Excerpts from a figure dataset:
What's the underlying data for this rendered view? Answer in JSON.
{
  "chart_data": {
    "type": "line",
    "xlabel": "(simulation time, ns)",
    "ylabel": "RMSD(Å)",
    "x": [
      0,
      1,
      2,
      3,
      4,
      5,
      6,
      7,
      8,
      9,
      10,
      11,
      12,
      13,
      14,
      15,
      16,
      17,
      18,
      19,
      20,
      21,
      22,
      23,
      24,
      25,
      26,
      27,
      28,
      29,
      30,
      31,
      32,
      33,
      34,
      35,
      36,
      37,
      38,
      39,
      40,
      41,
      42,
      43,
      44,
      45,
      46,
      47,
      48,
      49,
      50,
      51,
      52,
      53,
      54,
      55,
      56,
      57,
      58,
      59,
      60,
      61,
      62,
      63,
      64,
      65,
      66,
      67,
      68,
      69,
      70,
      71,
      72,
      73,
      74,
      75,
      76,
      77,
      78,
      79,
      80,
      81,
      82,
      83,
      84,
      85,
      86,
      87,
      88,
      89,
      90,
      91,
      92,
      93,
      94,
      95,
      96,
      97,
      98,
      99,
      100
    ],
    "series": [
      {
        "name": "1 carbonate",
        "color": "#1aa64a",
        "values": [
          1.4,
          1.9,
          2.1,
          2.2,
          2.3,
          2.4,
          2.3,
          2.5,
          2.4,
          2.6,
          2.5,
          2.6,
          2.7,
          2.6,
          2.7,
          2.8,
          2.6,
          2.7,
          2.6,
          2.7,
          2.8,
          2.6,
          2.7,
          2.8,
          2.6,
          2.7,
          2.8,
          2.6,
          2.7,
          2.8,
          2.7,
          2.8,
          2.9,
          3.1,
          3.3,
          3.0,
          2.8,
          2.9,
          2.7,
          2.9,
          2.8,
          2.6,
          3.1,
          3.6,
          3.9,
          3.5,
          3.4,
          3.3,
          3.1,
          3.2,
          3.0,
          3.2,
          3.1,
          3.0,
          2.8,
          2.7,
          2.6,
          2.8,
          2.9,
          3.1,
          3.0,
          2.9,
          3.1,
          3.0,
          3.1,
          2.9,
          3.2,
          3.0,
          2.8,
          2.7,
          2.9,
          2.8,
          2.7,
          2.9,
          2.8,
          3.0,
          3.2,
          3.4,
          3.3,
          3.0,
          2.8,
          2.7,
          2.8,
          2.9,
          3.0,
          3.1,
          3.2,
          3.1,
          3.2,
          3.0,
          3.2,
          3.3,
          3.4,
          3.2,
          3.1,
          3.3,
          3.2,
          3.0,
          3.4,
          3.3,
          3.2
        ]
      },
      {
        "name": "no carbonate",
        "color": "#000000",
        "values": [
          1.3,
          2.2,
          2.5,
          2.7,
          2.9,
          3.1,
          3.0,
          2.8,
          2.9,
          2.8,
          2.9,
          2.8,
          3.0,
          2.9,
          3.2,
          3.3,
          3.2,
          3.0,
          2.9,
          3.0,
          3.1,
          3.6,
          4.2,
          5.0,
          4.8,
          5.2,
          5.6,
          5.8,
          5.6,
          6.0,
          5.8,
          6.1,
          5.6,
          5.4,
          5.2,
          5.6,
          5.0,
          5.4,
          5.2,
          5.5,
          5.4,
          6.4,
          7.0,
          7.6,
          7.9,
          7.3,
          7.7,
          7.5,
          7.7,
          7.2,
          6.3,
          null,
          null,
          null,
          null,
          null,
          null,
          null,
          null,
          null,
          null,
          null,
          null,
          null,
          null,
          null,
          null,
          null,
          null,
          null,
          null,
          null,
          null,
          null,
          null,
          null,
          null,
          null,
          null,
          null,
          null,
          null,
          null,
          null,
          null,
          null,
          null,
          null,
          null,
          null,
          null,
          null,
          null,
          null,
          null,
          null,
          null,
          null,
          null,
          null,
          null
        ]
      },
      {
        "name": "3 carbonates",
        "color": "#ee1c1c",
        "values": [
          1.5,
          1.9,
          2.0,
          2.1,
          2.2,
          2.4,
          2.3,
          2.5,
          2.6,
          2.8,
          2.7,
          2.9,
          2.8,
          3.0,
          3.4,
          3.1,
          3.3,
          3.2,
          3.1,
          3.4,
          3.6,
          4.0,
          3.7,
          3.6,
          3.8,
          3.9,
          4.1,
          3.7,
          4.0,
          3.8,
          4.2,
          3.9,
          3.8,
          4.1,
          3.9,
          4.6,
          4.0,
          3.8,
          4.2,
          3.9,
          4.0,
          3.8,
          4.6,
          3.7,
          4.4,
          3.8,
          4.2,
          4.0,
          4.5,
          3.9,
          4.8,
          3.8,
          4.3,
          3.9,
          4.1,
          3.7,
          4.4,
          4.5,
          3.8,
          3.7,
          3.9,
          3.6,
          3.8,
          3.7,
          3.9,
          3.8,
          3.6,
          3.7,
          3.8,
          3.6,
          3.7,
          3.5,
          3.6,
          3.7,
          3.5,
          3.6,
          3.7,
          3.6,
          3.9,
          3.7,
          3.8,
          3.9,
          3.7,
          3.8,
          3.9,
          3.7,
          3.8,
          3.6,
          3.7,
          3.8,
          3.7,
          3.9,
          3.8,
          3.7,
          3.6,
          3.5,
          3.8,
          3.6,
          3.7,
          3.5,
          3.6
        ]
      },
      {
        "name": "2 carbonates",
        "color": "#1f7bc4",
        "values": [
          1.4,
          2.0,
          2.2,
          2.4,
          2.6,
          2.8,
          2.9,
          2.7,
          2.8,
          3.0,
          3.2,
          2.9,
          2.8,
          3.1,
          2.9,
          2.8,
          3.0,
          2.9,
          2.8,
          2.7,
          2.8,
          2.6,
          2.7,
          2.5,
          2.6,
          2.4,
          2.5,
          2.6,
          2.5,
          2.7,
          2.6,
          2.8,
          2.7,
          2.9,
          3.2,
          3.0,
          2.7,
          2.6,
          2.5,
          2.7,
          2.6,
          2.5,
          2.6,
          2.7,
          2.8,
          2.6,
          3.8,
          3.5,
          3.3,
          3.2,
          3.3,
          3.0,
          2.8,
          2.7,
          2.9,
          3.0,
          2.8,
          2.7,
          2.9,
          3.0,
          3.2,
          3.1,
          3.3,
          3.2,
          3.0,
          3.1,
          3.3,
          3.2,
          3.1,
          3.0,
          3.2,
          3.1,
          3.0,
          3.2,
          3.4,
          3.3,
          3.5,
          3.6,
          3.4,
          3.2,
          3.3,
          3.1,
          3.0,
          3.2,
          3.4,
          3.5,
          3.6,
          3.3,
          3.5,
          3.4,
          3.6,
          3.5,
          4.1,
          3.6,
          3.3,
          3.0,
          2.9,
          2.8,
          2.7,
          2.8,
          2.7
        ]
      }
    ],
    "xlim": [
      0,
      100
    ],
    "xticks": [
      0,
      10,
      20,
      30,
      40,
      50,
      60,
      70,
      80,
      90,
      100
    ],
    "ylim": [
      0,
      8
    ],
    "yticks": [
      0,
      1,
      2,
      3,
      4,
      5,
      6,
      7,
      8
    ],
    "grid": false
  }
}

YOUR TASK: Quote the whole listing above, leaving nothing out.

FINISHED ANSWER:
What's the underlying data for this rendered view? Answer in JSON.
{
  "chart_data": {
    "type": "line",
    "xlabel": "(simulation time, ns)",
    "ylabel": "RMSD(Å)",
    "x": [
      0,
      1,
      2,
      3,
      4,
      5,
      6,
      7,
      8,
      9,
      10,
      11,
      12,
      13,
      14,
      15,
      16,
      17,
      18,
      19,
      20,
      21,
      22,
      23,
      24,
      25,
      26,
      27,
      28,
      29,
      30,
      31,
      32,
      33,
      34,
      35,
      36,
      37,
      38,
      39,
      40,
      41,
      42,
      43,
      44,
      45,
      46,
      47,
      48,
      49,
      50,
      51,
      52,
      53,
      54,
      55,
      56,
      57,
      58,
      59,
      60,
      61,
      62,
      63,
      64,
      65,
      66,
      67,
      68,
      69,
      70,
      71,
      72,
      73,
      74,
      75,
      76,
      77,
      78,
      79,
      80,
      81,
      82,
      83,
      84,
      85,
      86,
      87,
      88,
      89,
      90,
      91,
      92,
      93,
      94,
      95,
      96,
      97,
      98,
      99,
      100
    ],
    "series": [
      {
        "name": "1 carbonate",
        "color": "#1aa64a",
        "values": [
          1.4,
          1.9,
          2.1,
          2.2,
          2.3,
          2.4,
          2.3,
          2.5,
          2.4,
          2.6,
          2.5,
          2.6,
          2.7,
          2.6,
          2.7,
          2.8,
          2.6,
          2.7,
          2.6,
          2.7,
          2.8,
          2.6,
          2.7,
          2.8,
          2.6,
          2.7,
          2.8,
          2.6,
          2.7,
          2.8,
          2.7,
          2.8,
          2.9,
          3.1,
          3.3,
          3.0,
          2.8,
          2.9,
          2.7,
          2.9,
          2.8,
          2.6,
          3.1,
          3.6,
          3.9,
          3.5,
          3.4,
          3.3,
          3.1,
          3.2,
          3.0,
          3.2,
          3.1,
          3.0,
          2.8,
          2.7,
          2.6,
          2.8,
          2.9,
          3.1,
          3.0,
          2.9,
          3.1,
          3.0,
          3.1,
          2.9,
          3.2,
          3.0,
          2.8,
          2.7,
          2.9,
          2.8,
          2.7,
          2.9,
          2.8,
          3.0,
          3.2,
          3.4,
          3.3,
          3.0,
          2.8,
          2.7,
          2.8,
          2.9,
          3.0,
          3.1,
          3.2,
          3.1,
          3.2,
          3.0,
          3.2,
          3.3,
          3.4,
          3.2,
          3.1,
          3.3,
          3.2,
          3.0,
          3.4,
          3.3,
          3.2
        ]
      },
      {
        "name": "no carbonate",
        "color": "#000000",
        "values": [
          1.3,
          2.2,
          2.5,
          2.7,
          2.9,
          3.1,
          3.0,
          2.8,
          2.9,
          2.8,
          2.9,
          2.8,
          3.0,
          2.9,
          3.2,
          3.3,
          3.2,
          3.0,
          2.9,
          3.0,
          3.1,
          3.6,
          4.2,
          5.0,
          4.8,
          5.2,
          5.6,
          5.8,
          5.6,
          6.0,
          5.8,
          6.1,
          5.6,
          5.4,
          5.2,
          5.6,
          5.0,
          5.4,
          5.2,
          5.5,
          5.4,
          6.4,
          7.0,
          7.6,
          7.9,
          7.3,
          7.7,
          7.5,
          7.7,
          7.2,
          6.3,
          null,
          null,
          null,
          null,
          null,
          null,
          null,
          null,
          null,
          null,
          null,
          null,
          null,
          null,
          null,
          null,
          null,
          null,
          null,
          null,
          null,
          null,
          null,
          null,
          null,
          null,
          null,
          null,
          null,
          null,
          null,
          null,
          null,
          null,
          null,
          null,
          null,
          null,
          null,
          null,
          null,
          null,
          null,
          null,
          null,
          null,
          null,
          null,
          null,
          null
        ]
      },
      {
        "name": "3 carbonates",
        "color": "#ee1c1c",
        "values": [
          1.5,
          1.9,
          2.0,
          2.1,
          2.2,
          2.4,
          2.3,
          2.5,
          2.6,
          2.8,
          2.7,
          2.9,
          2.8,
          3.0,
          3.4,
          3.1,
          3.3,
          3.2,
          3.1,
          3.4,
          3.6,
          4.0,
          3.7,
          3.6,
          3.8,
          3.9,
          4.1,
          3.7,
          4.0,
          3.8,
          4.2,
          3.9,
          3.8,
          4.1,
          3.9,
          4.6,
          4.0,
          3.8,
          4.2,
          3.9,
          4.0,
          3.8,
          4.6,
          3.7,
          4.4,
          3.8,
          4.2,
          4.0,
          4.5,
          3.9,
          4.8,
          3.8,
          4.3,
          3.9,
          4.1,
          3.7,
          4.4,
          4.5,
          3.8,
          3.7,
          3.9,
          3.6,
          3.8,
          3.7,
          3.9,
          3.8,
          3.6,
          3.7,
          3.8,
          3.6,
          3.7,
          3.5,
          3.6,
          3.7,
          3.5,
          3.6,
          3.7,
          3.6,
          3.9,
          3.7,
          3.8,
          3.9,
          3.7,
          3.8,
          3.9,
          3.7,
          3.8,
          3.6,
          3.7,
          3.8,
          3.7,
          3.9,
          3.8,
          3.7,
          3.6,
          3.5,
          3.8,
          3.6,
          3.7,
          3.5,
          3.6
        ]
      },
      {
        "name": "2 carbonates",
        "color": "#1f7bc4",
        "values": [
          1.4,
          2.0,
          2.2,
          2.4,
          2.6,
          2.8,
          2.9,
          2.7,
          2.8,
          3.0,
          3.2,
          2.9,
          2.8,
          3.1,
          2.9,
          2.8,
          3.0,
          2.9,
          2.8,
          2.7,
          2.8,
          2.6,
          2.7,
          2.5,
          2.6,
          2.4,
          2.5,
          2.6,
          2.5,
          2.7,
          2.6,
          2.8,
          2.7,
          2.9,
          3.2,
          3.0,
          2.7,
          2.6,
          2.5,
          2.7,
          2.6,
          2.5,
          2.6,
          2.7,
          2.8,
          2.6,
          3.8,
          3.5,
          3.3,
          3.2,
          3.3,
          3.0,
          2.8,
          2.7,
          2.9,
          3.0,
          2.8,
          2.7,
          2.9,
          3.0,
          3.2,
          3.1,
          3.3,
          3.2,
          3.0,
          3.1,
          3.3,
          3.2,
          3.1,
          3.0,
          3.2,
          3.1,
          3.0,
          3.2,
          3.4,
          3.3,
          3.5,
          3.6,
          3.4,
          3.2,
          3.3,
          3.1,
          3.0,
          3.2,
          3.4,
          3.5,
          3.6,
          3.3,
          3.5,
          3.4,
          3.6,
          3.5,
          4.1,
          3.6,
          3.3,
          3.0,
          2.9,
          2.8,
          2.7,
          2.8,
          2.7
        ]
      }
    ],
    "xlim": [
      0,
      100
    ],
    "xticks": [
      0,
      10,
      20,
      30,
      40,
      50,
      60,
      70,
      80,
      90,
      100
    ],
    "ylim": [
      0,
      8
    ],
    "yticks": [
      0,
      1,
      2,
      3,
      4,
      5,
      6,
      7,
      8
    ],
    "grid": false
  }
}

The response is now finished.